• [Exercise]: Gather the lines that hold the string "nazupčan".

• [Records to process]:
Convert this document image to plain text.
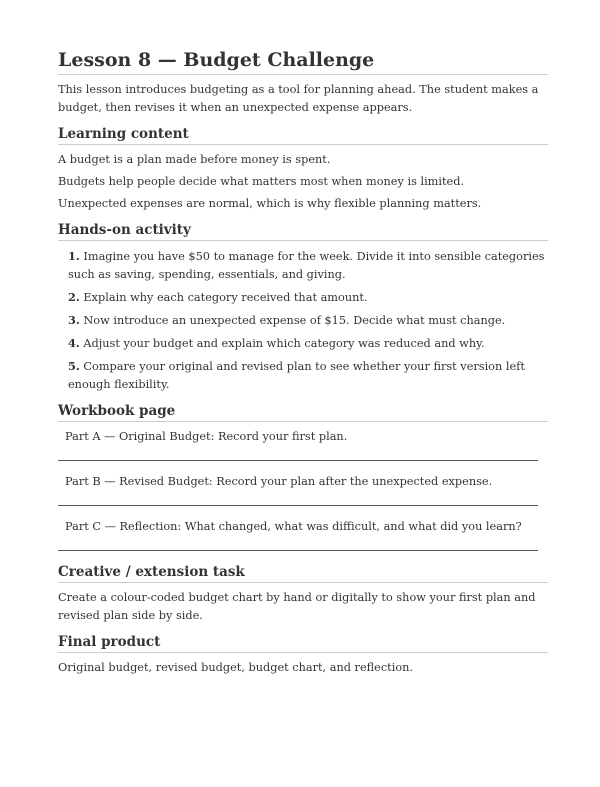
Lesson 8 — Budget Challenge

This lesson introduces budgeting as a tool for planning ahead. The student makes a budget, then revises it when an unexpected expense appears.

Learning content

A budget is a plan made before money is spent.

Budgets help people decide what matters most when money is limited.

Unexpected expenses are normal, which is why flexible planning matters.

Hands-on activity
1. Imagine you have $50 to manage for the week. Divide it into sensible categories such as saving, spending, essentials, and giving.
2. Explain why each category received that amount.
3. Now introduce an unexpected expense of $15. Decide what must change.
4. Adjust your budget and explain which category was reduced and why.
5. Compare your original and revised plan to see whether your first version left enough flexibility.
Workbook page

Part A — Original Budget: Record your first plan.

Part B — Revised Budget: Record your plan after the unexpected expense.

Part C — Reflection: What changed, what was difficult, and what did you learn?

Creative / extension task

Create a colour-coded budget chart by hand or digitally to show your first plan and revised plan side by side.

Final product

Original budget, revised budget, budget chart, and reflection.
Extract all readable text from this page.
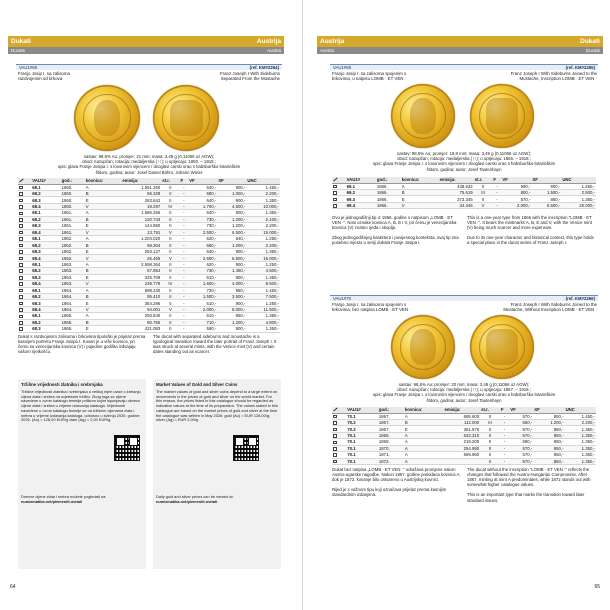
Dukati	Austrija
Ducats	Austria
VAU1#68	(ref. KM#2264)
Franjo Josip I. sa zalisoma
razdvojenim od brkova
Franz Joseph I With Sideburns
Separated From the Mustache
sastav: 98,6% Au; promjer: 21 mm; masa: 3,49 g (0,11066 oz AGW);
obod: nazupčan; rotacija: medaljerska (↑↑); u optjecaju: 1860. – 1918.;
opis: glava Franje Josipa I. s lovorovim vijencem / dvoglavi carski orao s habsburško-lotarinškim
štitom, godina; autor: Josef Daniel Böhm, Johann Wiess
	VAU1#	god.:	kovnica:	emisija:	st.r.	F	VF	XF	UNC
	68.1	1860.	A	1.061.260	II	-	640,-	900,-	1.450,-
	68.2	1860.	B	55.328	II	-	680,-	1.000,-	2.200,-
	68.3	1860.	E	263.642	II	-	640,-	900,-	1.350,-
	68.4	1860.	V	19.297	IV	-	1.700,-	4.500,-	10.000,-
	68.1	1861.	A	1.586.256	II	-	640,-	900,-	1.350,-
	68.2	1861.	B	120.743	II	-	730,-	1.200,-	2.100,-
	68.3	1861.	E	144.850	II	-	730,-	1.200,-	2.200,-
	68.4	1861.	V	13.791	V	-	2.500,-	6.500,-	15.000,-
	68.1	1862.	A	1.204.020	II	-	620,-	840,-	1.250,-
	68.2	1862.	B	68.304	II	-	680,-	1.000,-	2.200,-
	68.3	1862.	E	253.127	II	-	640,-	900,-	1.350,-
	68.4	1862.	V	25.465	V	-	2.500,-	6.500,-	15.000,-
	68.1	1863.	A	2.598.364	II	-	620,-	900,-	1.250,-
	68.2	1863.	B	57.854	II	-	730,-	1.450,-	4.500,-
	68.3	1863.	E	325.709	II	-	610,-	900,-	1.350,-
	68.4	1863.	V	239.778	IV	-	1.600,-	4.000,-	9.500,-
	68.1	1864.	A	598.230	II	-	720,-	960,-	1.450,-
	68.2	1864.	B	95.410	II	-	1.500,-	3.500,-	7.500,-
	68.3	1864.	E	364.286	II	-	610,-	900,-	1.250,-
	68.4	1864.	V	94.001	V	-	2.000,-	5.000,-	11.500,-
	68.1	1865.	A	293.840	II	-	610,-	850,-	1.350,-
	68.2	1865.	B	80.765	II	-	710,-	1.200,-	4.800,-
	68.3	1865.	E	421.083	II	-	590,-	900,-	1.350,-
Dukat s razdvojenim zalisoma i brkovima tipološki je prijelaz prema kasnijem portretu Franje Josipa I. Kovan je u više kovnica, pri čemu su venecijanska kovnica (V) i pojedine godišta izdvajaju vašom rijetkošću.
The ducat with separated sideburns and moustache is a typological transition toward the later portrait of Franz Joseph I. It was struck at several mints, with the Venice mint (V) and certain dates standing out as scarcer.
Tržišne vrijednosti zlatnika i srebrnjaka
Tržišne vrijednosti zlatnika i srebrnjaka u velikoj mjeri ovise o kretanju cijena zlata i srebra na svjetskom tržištu. Zbog toga se cijene navedene u ovom katalogu temelje prilikom kojim ispunjavaju obvezu cijene zlata i srebra u vrijeme izdavanja kataloga. Vrijednosti navedene u ovom katalogu temelje se na tržišnim cijenama zlata i srebra u vrijeme izdavanja kataloga, odnosno u svibnju 2026. godine: 2026. (Au) = 128,00 EUR/g zlato (Ag) = 2,00 EUR/g.
Dnevne cijene zlata i srebra možete pogledati na:
numizmatika.net/plemeniti-metali
Market Values of Gold and Silver Coins
The market values of gold and silver coins depend to a large extent on movements in the prices of gold and silver on the world market. For this reason, the prices listed in this catalogue should be regarded as indicative values at the time of its preparation. The values stated in this catalogue are based on the market prices of gold and silver at the time the catalogue was written in May 2026: gold (Au) = EUR 128,00/g; silver (Ag) = EUR 2,00/g.
Daily gold and silver prices can be viewed at:
numizmatika.net/plemeniti-metali
64
Austrija	Dukati
Austria	Ducats
VAU1#69	(ref. KM#2265)
Franjo Josip I. sa zalisoma spojenim s
brkovima, u natpisu LOMB · ET VEN ·
Franz Joseph I With Sideburns Joined to the
Mustache, Inscription LOMB · ET VEN ·
sastav: 98,6% Au; promjer: 19,8 mm; masa: 3,49 g (0,11066 oz AGW);
obod: nazupčan; rotacija: medaljerska (↑↑); u optjecaju: 1866. – 1918.;
opis: glava Franje Josipa I. s lovorovim vijencem / dvoglavi carski orao s habsburško-lotarinškim
štitom, godina; autor: Josef Tautenhayn
	VAU1#	god.:	kovnica:	emisija:	st.r.	F	VF	XF	UNC
	69.1	1866.	A	438.632	II	-	590,-	900,-	1.450,-
	69.2	1866.	B	75.619	III	-	800,-	1.500,-	2.500,-
	69.3	1866.	E	373.345	II	-	570,-	850,-	1.350,-
	69.4	1866.	V	34.346	V	-	2.000,-	5.500,-	25.000,-
Ovo je jednogodišnji tip iz 1866. godine s natpisom „LOMB · ET VEN ·". Nosi oznake kovnica A, B, E i V, pri čemu je venecijanska kovnica (V) znatno rjeđa i skuplja.

Zbog jednogodišnjeg karaktera i povijesnog konteksta, ovaj tip ima posebno mjesto u seriji dukata Franje Josipa I.
This is a one-year type from 1866 with the inscription "LOMB · ET VEN ·". It bears the mintmarks A, B, E and V, with the Venice mint (V) being much scarcer and more expensive.

Due to its one-year character and historical context, this type holds a special place in the ducat series of Franz Joseph I.
VAU1#70	(ref. KM#2266)
Franjo Josip I. sa zalisoma spojenim s
brkovima, bez natpisa LOMB · ET VEN ·
Franz Joseph I With Sideburns Joined to the
Mustache, Without Inscription LOMB · ET VEN ·
sastav: 98,6% Au; promjer: 20 mm; masa: 3,49 g (0,11066 oz AGW);
obod: nazupčan; rotacija: medaljerska (↑↑); u optjecaju: 1867. – 1918.;
opis: glava Franje Josipa I. s lovorovim vijencem / dvoglavi carski orao s habsburško-lotarinškim
štitom, godina; autor: Josef Tautenhayn
	VAU1#	god.:	kovnica:	emisija:	st.r.	F	VF	XF	UNC
	70.1	1867.	A	695.600	II	-	570,-	850,-	1.450,-
	70.2	1867.	B	112.000	III	-	650,-	1.200,-	2.200,-
	70.3	1867.	E	361.975	II	-	570,-	850,-	1.350,-
	70.1	1868.	A	633.310	II	-	570,-	850,-	1.350,-
	70.1	1869.	A	219.200	II	-	590,-	850,-	1.350,-
	70.1	1870.	A	254.950	II	-	570,-	850,-	1.350,-
	70.1	1871.	A	669.960	II	-	570,-	850,-	1.350,-
	70.1	1872.	A		II	-	570,-	850,-	1.350,-
Dukat bez natpisa „LOMB · ET VEN ·" odražava promjene nakon Austro-ugarske nagodbe. Nakon 1867. godine prekidaca kovnica A, dok je 1872. kovanje bilo ostvareno u Austrijskoj kovnici.

Rijed je s važnom tipu koji označava prijelaz prema kasnijim standardnim izdanjima.
The ducat without the inscription "LOMB · ET VEN ·" reflects the changes that followed the Austro-Hungarian Compromise. After 1867, minting at mint A predominates, while 1872 stands out with somewhat higher catalogue values.

This is an important type that marks the transition toward later standard issues.
65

• [Correct response]:
obod: nazupčan; rotacija: medaljerska (↑↑); u optjecaju: 1860. – 1918.;
obod: nazupčan; rotacija: medaljerska (↑↑); u optjecaju: 1866. – 1918.;
obod: nazupčan; rotacija: medaljerska (↑↑); u optjecaju: 1867. – 1918.;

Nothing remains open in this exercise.